— BEGIN —
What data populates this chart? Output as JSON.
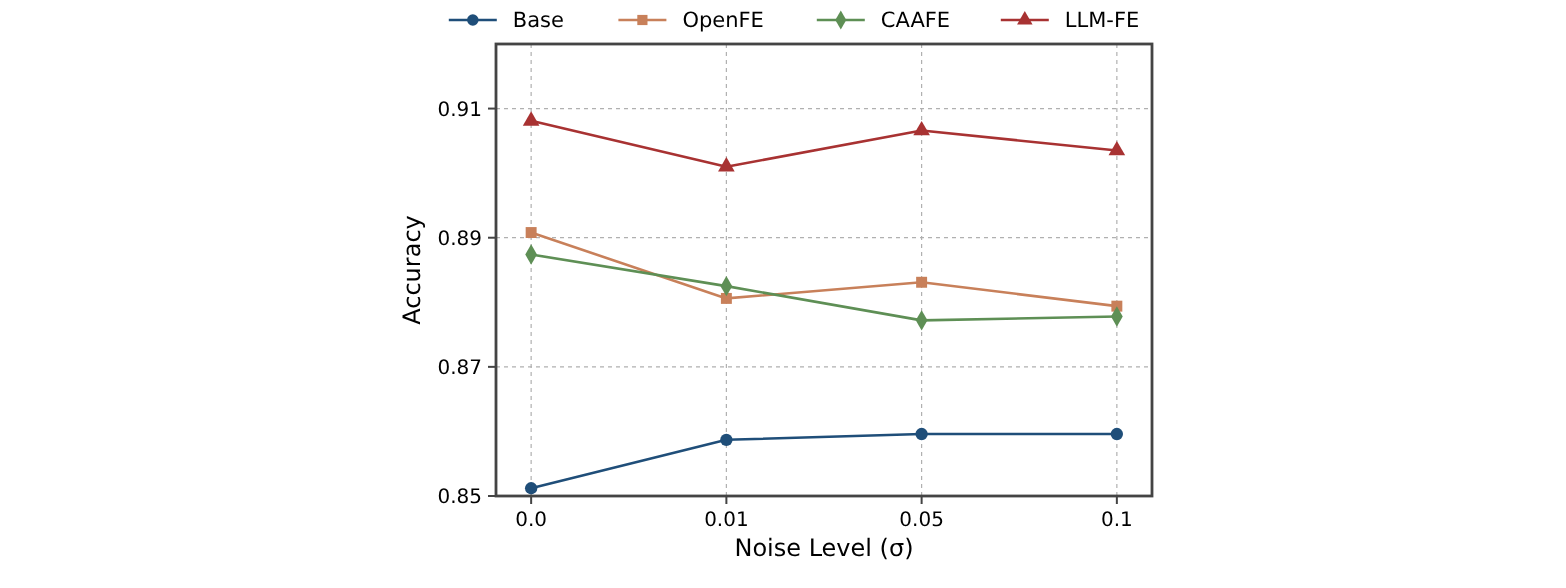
{
  "chart_data": {
    "type": "line",
    "xlabel": "Noise Level (σ)",
    "ylabel": "Accuracy",
    "categories": [
      "0.0",
      "0.01",
      "0.05",
      "0.1"
    ],
    "series": [
      {
        "name": "Base",
        "color": "#1f4e79",
        "marker": "circle",
        "values": [
          0.8512,
          0.8587,
          0.8596,
          0.8596
        ]
      },
      {
        "name": "OpenFE",
        "color": "#c8805a",
        "marker": "square",
        "values": [
          0.8908,
          0.8806,
          0.8831,
          0.8794
        ]
      },
      {
        "name": "CAAFE",
        "color": "#5e8f55",
        "marker": "diamond",
        "values": [
          0.8874,
          0.8825,
          0.8772,
          0.8778
        ]
      },
      {
        "name": "LLM-FE",
        "color": "#a83232",
        "marker": "triangle",
        "values": [
          0.9081,
          0.901,
          0.9066,
          0.9035
        ]
      }
    ],
    "ylim": [
      0.85,
      0.92
    ],
    "yticks": [
      0.85,
      0.87,
      0.89,
      0.91
    ],
    "grid": true,
    "legend": "top",
    "line_style": "solid"
  }
}
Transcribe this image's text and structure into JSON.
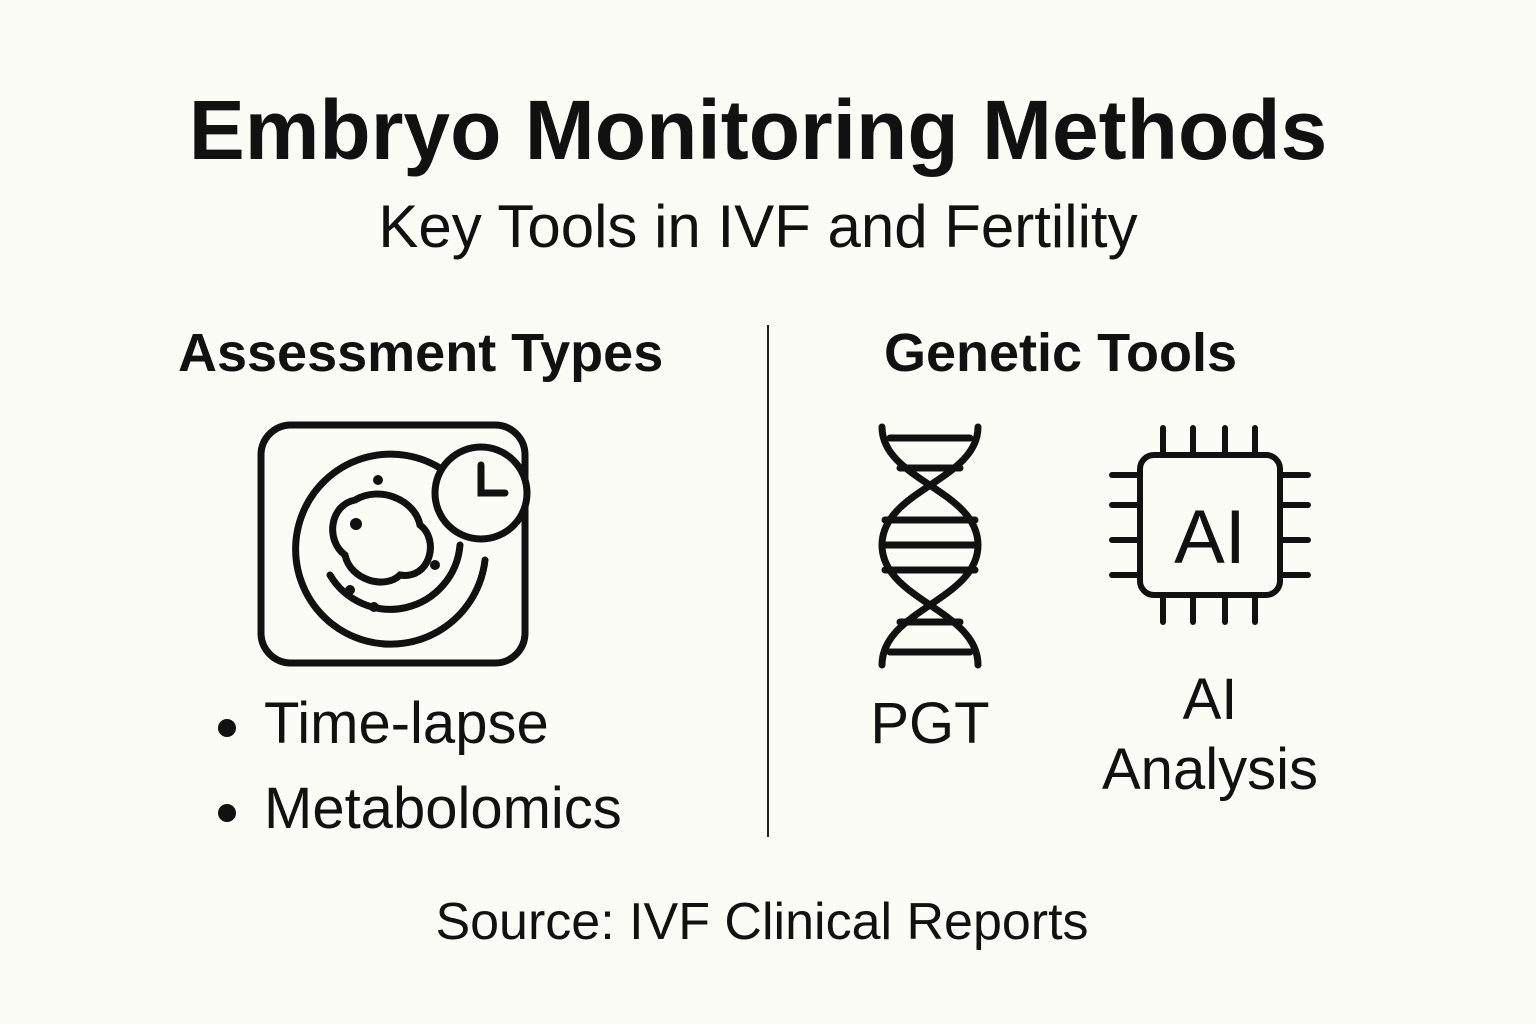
{
  "title": "Embryo Monitoring Methods",
  "subtitle": "Key Tools in IVF and Fertility",
  "left": {
    "heading": "Assessment Types",
    "icon": "time-lapse-embryo-icon",
    "items": [
      "Time-lapse",
      "Metabolomics"
    ]
  },
  "right": {
    "heading": "Genetic Tools",
    "tools": [
      {
        "label": "PGT",
        "icon": "dna-icon"
      },
      {
        "label_line1": "AI",
        "label_line2": "Analysis",
        "icon": "ai-chip-icon",
        "chip_text": "AI"
      }
    ]
  },
  "source": "Source: IVF Clinical Reports"
}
— END —
• Objective
Your copy of the data above should match it exactly, except that pictures are left out.

• Reply to the exercise
What data populates this chart? Output as JSON.
{
  "chart_data": {
    "type": "line",
    "xlabel": "Noise Level (σ)",
    "ylabel": "Accuracy",
    "categories": [
      "0.0",
      "0.01",
      "0.05",
      "0.1"
    ],
    "series": [
      {
        "name": "Base",
        "color": "#1f4e79",
        "marker": "circle",
        "values": [
          0.8512,
          0.8587,
          0.8596,
          0.8596
        ]
      },
      {
        "name": "OpenFE",
        "color": "#c8805a",
        "marker": "square",
        "values": [
          0.8908,
          0.8806,
          0.8831,
          0.8794
        ]
      },
      {
        "name": "CAAFE",
        "color": "#5e8f55",
        "marker": "diamond",
        "values": [
          0.8874,
          0.8825,
          0.8772,
          0.8778
        ]
      },
      {
        "name": "LLM-FE",
        "color": "#a83232",
        "marker": "triangle",
        "values": [
          0.9081,
          0.901,
          0.9066,
          0.9035
        ]
      }
    ],
    "ylim": [
      0.85,
      0.92
    ],
    "yticks": [
      0.85,
      0.87,
      0.89,
      0.91
    ],
    "grid": true,
    "legend": "top",
    "line_style": "solid"
  }
}
Transcribe this image's text and structure into JSON.
{
  "title": "Embryo Monitoring Methods",
  "subtitle": "Key Tools in IVF and Fertility",
  "left": {
    "heading": "Assessment Types",
    "icon": "time-lapse-embryo-icon",
    "items": [
      "Time-lapse",
      "Metabolomics"
    ]
  },
  "right": {
    "heading": "Genetic Tools",
    "tools": [
      {
        "label": "PGT",
        "icon": "dna-icon"
      },
      {
        "label_line1": "AI",
        "label_line2": "Analysis",
        "icon": "ai-chip-icon",
        "chip_text": "AI"
      }
    ]
  },
  "source": "Source: IVF Clinical Reports"
}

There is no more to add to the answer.